Dataset excerpt:

⟨

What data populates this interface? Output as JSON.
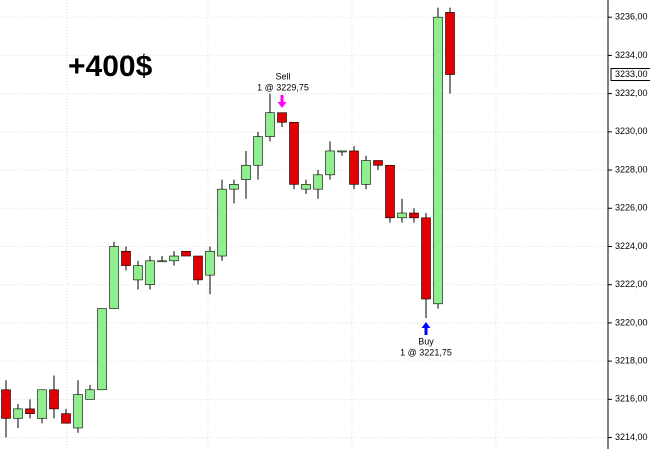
{
  "chart_data": {
    "type": "candlestick",
    "headline": "+400$",
    "sell_label": "Sell",
    "sell_detail": "1 @ 3229,75",
    "buy_label": "Buy",
    "buy_detail": "1 @ 3221,75",
    "up_color": "#90ee90",
    "down_color": "#e00000",
    "open": [
      3216.5,
      3215,
      3215.5,
      3215,
      3216.5,
      3215.25,
      3214.5,
      3216,
      3216.5,
      3220.75,
      3223.75,
      3222.25,
      3222,
      3223.25,
      3223.25,
      3223.75,
      3223.5,
      3222.5,
      3223.5,
      3227,
      3227.5,
      3228.25,
      3229.75,
      3231,
      3230.5,
      3227,
      3227,
      3227.75,
      3229,
      3229,
      3227.25,
      3228.5,
      3228.25,
      3225.5,
      3225.75,
      3225.5,
      3221,
      3236.25
    ],
    "high": [
      3217,
      3215.75,
      3216,
      3216.5,
      3217.25,
      3215.5,
      3217,
      3216.75,
      3220.75,
      3224.25,
      3224,
      3223.25,
      3223.5,
      3223.5,
      3223.75,
      3223.75,
      3223.5,
      3224,
      3227.5,
      3227.5,
      3229,
      3230,
      3232,
      3231,
      3230.5,
      3227.5,
      3228,
      3229.5,
      3229,
      3229.25,
      3228.75,
      3228.5,
      3228.25,
      3226.5,
      3226,
      3225.75,
      3236.5,
      3236.5
    ],
    "low": [
      3214,
      3214.5,
      3215,
      3214.75,
      3215,
      3214.75,
      3214.25,
      3216,
      3216.5,
      3220.75,
      3222.75,
      3221.75,
      3221.75,
      3223.25,
      3223,
      3223.5,
      3222,
      3221.5,
      3223.25,
      3226.25,
      3226.5,
      3227.5,
      3229.5,
      3230.25,
      3227,
      3226.75,
      3226.5,
      3227.5,
      3228.75,
      3227,
      3227,
      3228,
      3225.25,
      3225.25,
      3225.25,
      3220.25,
      3220.75,
      3232
    ],
    "close": [
      3215,
      3215.5,
      3215.25,
      3216.5,
      3215.5,
      3214.75,
      3216.25,
      3216.5,
      3220.75,
      3224,
      3223,
      3223,
      3223.25,
      3223.25,
      3223.5,
      3223.5,
      3222.25,
      3223.75,
      3227,
      3227.25,
      3228.25,
      3229.75,
      3231,
      3230.5,
      3227.25,
      3227.25,
      3227.75,
      3229,
      3229,
      3227.25,
      3228.5,
      3228.25,
      3225.5,
      3225.75,
      3225.5,
      3221.25,
      3236,
      3233
    ],
    "ylim": [
      3213.4,
      3236.9
    ],
    "yticks": [
      {
        "value": 3214,
        "label": "3214,00"
      },
      {
        "value": 3216,
        "label": "3216,00"
      },
      {
        "value": 3218,
        "label": "3218,00"
      },
      {
        "value": 3220,
        "label": "3220,00"
      },
      {
        "value": 3222,
        "label": "3222,00"
      },
      {
        "value": 3224,
        "label": "3224,00"
      },
      {
        "value": 3226,
        "label": "3226,00"
      },
      {
        "value": 3228,
        "label": "3228,00"
      },
      {
        "value": 3230,
        "label": "3230,00"
      },
      {
        "value": 3232,
        "label": "3232,00"
      },
      {
        "value": 3234,
        "label": "3234,00"
      },
      {
        "value": 3236,
        "label": "3236,00"
      }
    ],
    "last_price": {
      "value": 3233,
      "label": "3233,00"
    },
    "grid": true
  }
}
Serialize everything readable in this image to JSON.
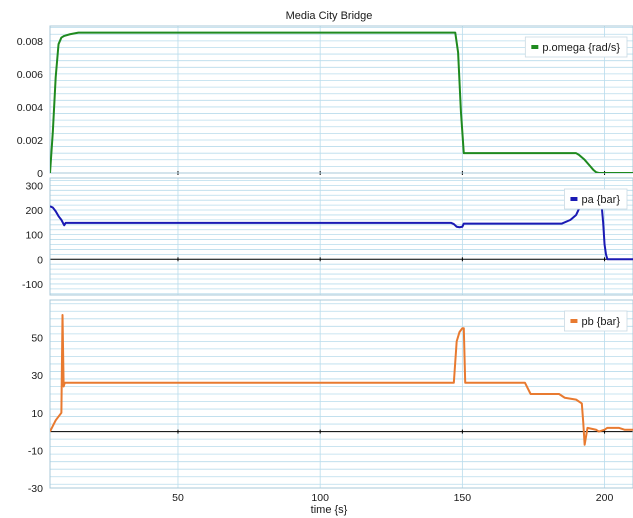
{
  "chart_data": [
    {
      "type": "line",
      "title": "Media City Bridge",
      "xlabel": "",
      "xlim": [
        5,
        210
      ],
      "ylim": [
        0,
        0.0089
      ],
      "yticks": [
        0,
        0.002,
        0.004,
        0.006,
        0.008
      ],
      "ytick_labels": [
        "0",
        "0.002",
        "0.004",
        "0.006",
        "0.008"
      ],
      "grid": true,
      "legend_position": "top-right",
      "series": [
        {
          "name": "p.omega {rad/s}",
          "color": "#1f8a1f",
          "x": [
            5,
            6,
            7,
            8,
            9,
            10,
            12,
            15,
            20,
            147.5,
            148.5,
            149.5,
            150.5,
            190,
            191,
            193,
            195,
            196,
            197,
            198,
            210
          ],
          "y": [
            0,
            0.0025,
            0.0058,
            0.0078,
            0.0082,
            0.0083,
            0.0084,
            0.0085,
            0.0085,
            0.0085,
            0.0073,
            0.0037,
            0.0012,
            0.0012,
            0.0011,
            0.0008,
            0.0004,
            0.0002,
            5e-05,
            0,
            0
          ]
        }
      ]
    },
    {
      "type": "line",
      "xlabel": "",
      "xlim": [
        5,
        210
      ],
      "ylim": [
        -145,
        330
      ],
      "yticks": [
        -100,
        0,
        100,
        200,
        300
      ],
      "ytick_labels": [
        "-100",
        "0",
        "100",
        "200",
        "300"
      ],
      "grid": true,
      "legend_position": "top-right",
      "series": [
        {
          "name": "pa {bar}",
          "color": "#1a1ab4",
          "x": [
            5,
            6,
            7,
            8,
            9,
            10,
            10.5,
            11,
            146,
            147,
            148,
            149,
            150,
            150.5,
            175,
            185,
            188,
            190,
            191,
            192,
            193,
            195,
            198,
            199,
            199.5,
            200,
            200.5,
            201,
            210
          ],
          "y": [
            215,
            210,
            195,
            175,
            160,
            138,
            148,
            148,
            148,
            143,
            132,
            130,
            132,
            145,
            145,
            145,
            160,
            180,
            205,
            212,
            218,
            220,
            225,
            215,
            150,
            60,
            20,
            0,
            0
          ]
        }
      ]
    },
    {
      "type": "line",
      "xlabel": "time {s}",
      "xlim": [
        5,
        210
      ],
      "ylim": [
        -30,
        70
      ],
      "yticks": [
        -30,
        -10,
        10,
        30,
        50
      ],
      "ytick_labels": [
        "-30",
        "-10",
        "10",
        "30",
        "50"
      ],
      "xticks": [
        50,
        100,
        150,
        200
      ],
      "xtick_labels": [
        "50",
        "100",
        "150",
        "200"
      ],
      "grid": true,
      "legend_position": "top-right",
      "series": [
        {
          "name": "pb {bar}",
          "color": "#e87a30",
          "x": [
            5,
            6,
            7,
            8,
            9,
            9.4,
            9.8,
            10.2,
            11,
            12,
            146,
            147,
            148,
            149,
            150,
            150.5,
            151,
            172,
            174,
            180,
            184,
            186,
            190,
            192,
            192.5,
            193,
            194,
            197,
            198,
            200,
            201,
            205,
            207,
            210
          ],
          "y": [
            0,
            3,
            6,
            8,
            10,
            62,
            24,
            26,
            26,
            26,
            26,
            26,
            48,
            53,
            55,
            55,
            26,
            26,
            20,
            20,
            20,
            18,
            17,
            15,
            5,
            -7,
            2,
            1,
            0,
            1,
            2,
            2,
            1,
            1
          ]
        }
      ]
    }
  ]
}
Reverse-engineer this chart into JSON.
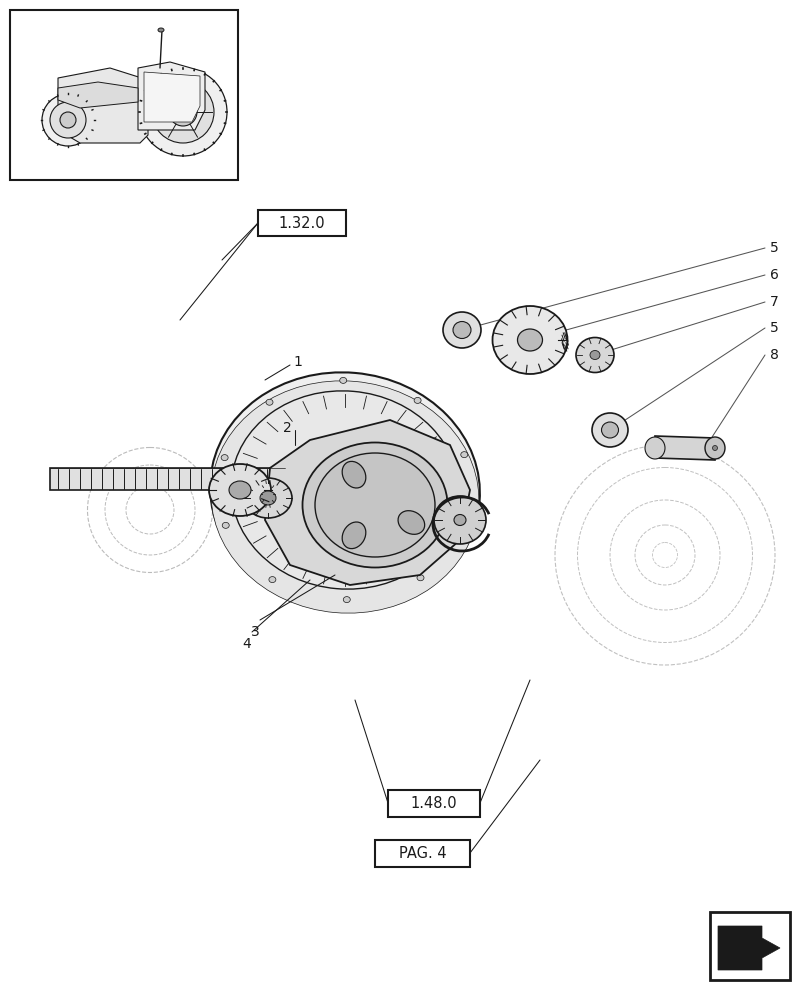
{
  "bg": "#ffffff",
  "lc": "#1a1a1a",
  "gc": "#e8e8e8",
  "dc": "#c0c0c0",
  "labels": {
    "r1": "1.32.0",
    "r2": "1.48.0",
    "r3": "PAG. 4",
    "n1": "1",
    "n2": "2",
    "n3": "3",
    "n4": "4",
    "n5a": "5",
    "n5b": "5",
    "n6": "6",
    "n7": "7",
    "n8": "8"
  }
}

⟩

Leave out the pictures and return every record word for word.

» **SOLUTION FOR THIS EXERCISE**:
What data populates this interface? Output as JSON.
{
  "chart_data": {
    "type": "candlestick",
    "headline": "+400$",
    "sell_label": "Sell",
    "sell_detail": "1 @ 3229,75",
    "buy_label": "Buy",
    "buy_detail": "1 @ 3221,75",
    "up_color": "#90ee90",
    "down_color": "#e00000",
    "open": [
      3216.5,
      3215,
      3215.5,
      3215,
      3216.5,
      3215.25,
      3214.5,
      3216,
      3216.5,
      3220.75,
      3223.75,
      3222.25,
      3222,
      3223.25,
      3223.25,
      3223.75,
      3223.5,
      3222.5,
      3223.5,
      3227,
      3227.5,
      3228.25,
      3229.75,
      3231,
      3230.5,
      3227,
      3227,
      3227.75,
      3229,
      3229,
      3227.25,
      3228.5,
      3228.25,
      3225.5,
      3225.75,
      3225.5,
      3221,
      3236.25
    ],
    "high": [
      3217,
      3215.75,
      3216,
      3216.5,
      3217.25,
      3215.5,
      3217,
      3216.75,
      3220.75,
      3224.25,
      3224,
      3223.25,
      3223.5,
      3223.5,
      3223.75,
      3223.75,
      3223.5,
      3224,
      3227.5,
      3227.5,
      3229,
      3230,
      3232,
      3231,
      3230.5,
      3227.5,
      3228,
      3229.5,
      3229,
      3229.25,
      3228.75,
      3228.5,
      3228.25,
      3226.5,
      3226,
      3225.75,
      3236.5,
      3236.5
    ],
    "low": [
      3214,
      3214.5,
      3215,
      3214.75,
      3215,
      3214.75,
      3214.25,
      3216,
      3216.5,
      3220.75,
      3222.75,
      3221.75,
      3221.75,
      3223.25,
      3223,
      3223.5,
      3222,
      3221.5,
      3223.25,
      3226.25,
      3226.5,
      3227.5,
      3229.5,
      3230.25,
      3227,
      3226.75,
      3226.5,
      3227.5,
      3228.75,
      3227,
      3227,
      3228,
      3225.25,
      3225.25,
      3225.25,
      3220.25,
      3220.75,
      3232
    ],
    "close": [
      3215,
      3215.5,
      3215.25,
      3216.5,
      3215.5,
      3214.75,
      3216.25,
      3216.5,
      3220.75,
      3224,
      3223,
      3223,
      3223.25,
      3223.25,
      3223.5,
      3223.5,
      3222.25,
      3223.75,
      3227,
      3227.25,
      3228.25,
      3229.75,
      3231,
      3230.5,
      3227.25,
      3227.25,
      3227.75,
      3229,
      3229,
      3227.25,
      3228.5,
      3228.25,
      3225.5,
      3225.75,
      3225.5,
      3221.25,
      3236,
      3233
    ],
    "ylim": [
      3213.4,
      3236.9
    ],
    "yticks": [
      {
        "value": 3214,
        "label": "3214,00"
      },
      {
        "value": 3216,
        "label": "3216,00"
      },
      {
        "value": 3218,
        "label": "3218,00"
      },
      {
        "value": 3220,
        "label": "3220,00"
      },
      {
        "value": 3222,
        "label": "3222,00"
      },
      {
        "value": 3224,
        "label": "3224,00"
      },
      {
        "value": 3226,
        "label": "3226,00"
      },
      {
        "value": 3228,
        "label": "3228,00"
      },
      {
        "value": 3230,
        "label": "3230,00"
      },
      {
        "value": 3232,
        "label": "3232,00"
      },
      {
        "value": 3234,
        "label": "3234,00"
      },
      {
        "value": 3236,
        "label": "3236,00"
      }
    ],
    "last_price": {
      "value": 3233,
      "label": "3233,00"
    },
    "grid": true
  }
}
Serialize everything readable in this image to JSON.
{
  "chart_data": [
    {
      "type": "line",
      "title": "Media City Bridge",
      "xlabel": "",
      "xlim": [
        5,
        210
      ],
      "ylim": [
        0,
        0.0089
      ],
      "yticks": [
        0,
        0.002,
        0.004,
        0.006,
        0.008
      ],
      "ytick_labels": [
        "0",
        "0.002",
        "0.004",
        "0.006",
        "0.008"
      ],
      "grid": true,
      "legend_position": "top-right",
      "series": [
        {
          "name": "p.omega {rad/s}",
          "color": "#1f8a1f",
          "x": [
            5,
            6,
            7,
            8,
            9,
            10,
            12,
            15,
            20,
            147.5,
            148.5,
            149.5,
            150.5,
            190,
            191,
            193,
            195,
            196,
            197,
            198,
            210
          ],
          "y": [
            0,
            0.0025,
            0.0058,
            0.0078,
            0.0082,
            0.0083,
            0.0084,
            0.0085,
            0.0085,
            0.0085,
            0.0073,
            0.0037,
            0.0012,
            0.0012,
            0.0011,
            0.0008,
            0.0004,
            0.0002,
            5e-05,
            0,
            0
          ]
        }
      ]
    },
    {
      "type": "line",
      "xlabel": "",
      "xlim": [
        5,
        210
      ],
      "ylim": [
        -145,
        330
      ],
      "yticks": [
        -100,
        0,
        100,
        200,
        300
      ],
      "ytick_labels": [
        "-100",
        "0",
        "100",
        "200",
        "300"
      ],
      "grid": true,
      "legend_position": "top-right",
      "series": [
        {
          "name": "pa {bar}",
          "color": "#1a1ab4",
          "x": [
            5,
            6,
            7,
            8,
            9,
            10,
            10.5,
            11,
            146,
            147,
            148,
            149,
            150,
            150.5,
            175,
            185,
            188,
            190,
            191,
            192,
            193,
            195,
            198,
            199,
            199.5,
            200,
            200.5,
            201,
            210
          ],
          "y": [
            215,
            210,
            195,
            175,
            160,
            138,
            148,
            148,
            148,
            143,
            132,
            130,
            132,
            145,
            145,
            145,
            160,
            180,
            205,
            212,
            218,
            220,
            225,
            215,
            150,
            60,
            20,
            0,
            0
          ]
        }
      ]
    },
    {
      "type": "line",
      "xlabel": "time {s}",
      "xlim": [
        5,
        210
      ],
      "ylim": [
        -30,
        70
      ],
      "yticks": [
        -30,
        -10,
        10,
        30,
        50
      ],
      "ytick_labels": [
        "-30",
        "-10",
        "10",
        "30",
        "50"
      ],
      "xticks": [
        50,
        100,
        150,
        200
      ],
      "xtick_labels": [
        "50",
        "100",
        "150",
        "200"
      ],
      "grid": true,
      "legend_position": "top-right",
      "series": [
        {
          "name": "pb {bar}",
          "color": "#e87a30",
          "x": [
            5,
            6,
            7,
            8,
            9,
            9.4,
            9.8,
            10.2,
            11,
            12,
            146,
            147,
            148,
            149,
            150,
            150.5,
            151,
            172,
            174,
            180,
            184,
            186,
            190,
            192,
            192.5,
            193,
            194,
            197,
            198,
            200,
            201,
            205,
            207,
            210
          ],
          "y": [
            0,
            3,
            6,
            8,
            10,
            62,
            24,
            26,
            26,
            26,
            26,
            26,
            48,
            53,
            55,
            55,
            26,
            26,
            20,
            20,
            20,
            18,
            17,
            15,
            5,
            -7,
            2,
            1,
            0,
            1,
            2,
            2,
            1,
            1
          ]
        }
      ]
    }
  ]
}
Reverse-engineer this chart into JSON.
{
  "bg": "#ffffff",
  "lc": "#1a1a1a",
  "gc": "#e8e8e8",
  "dc": "#c0c0c0",
  "labels": {
    "r1": "1.32.0",
    "r2": "1.48.0",
    "r3": "PAG. 4",
    "n1": "1",
    "n2": "2",
    "n3": "3",
    "n4": "4",
    "n5a": "5",
    "n5b": "5",
    "n6": "6",
    "n7": "7",
    "n8": "8"
  }
}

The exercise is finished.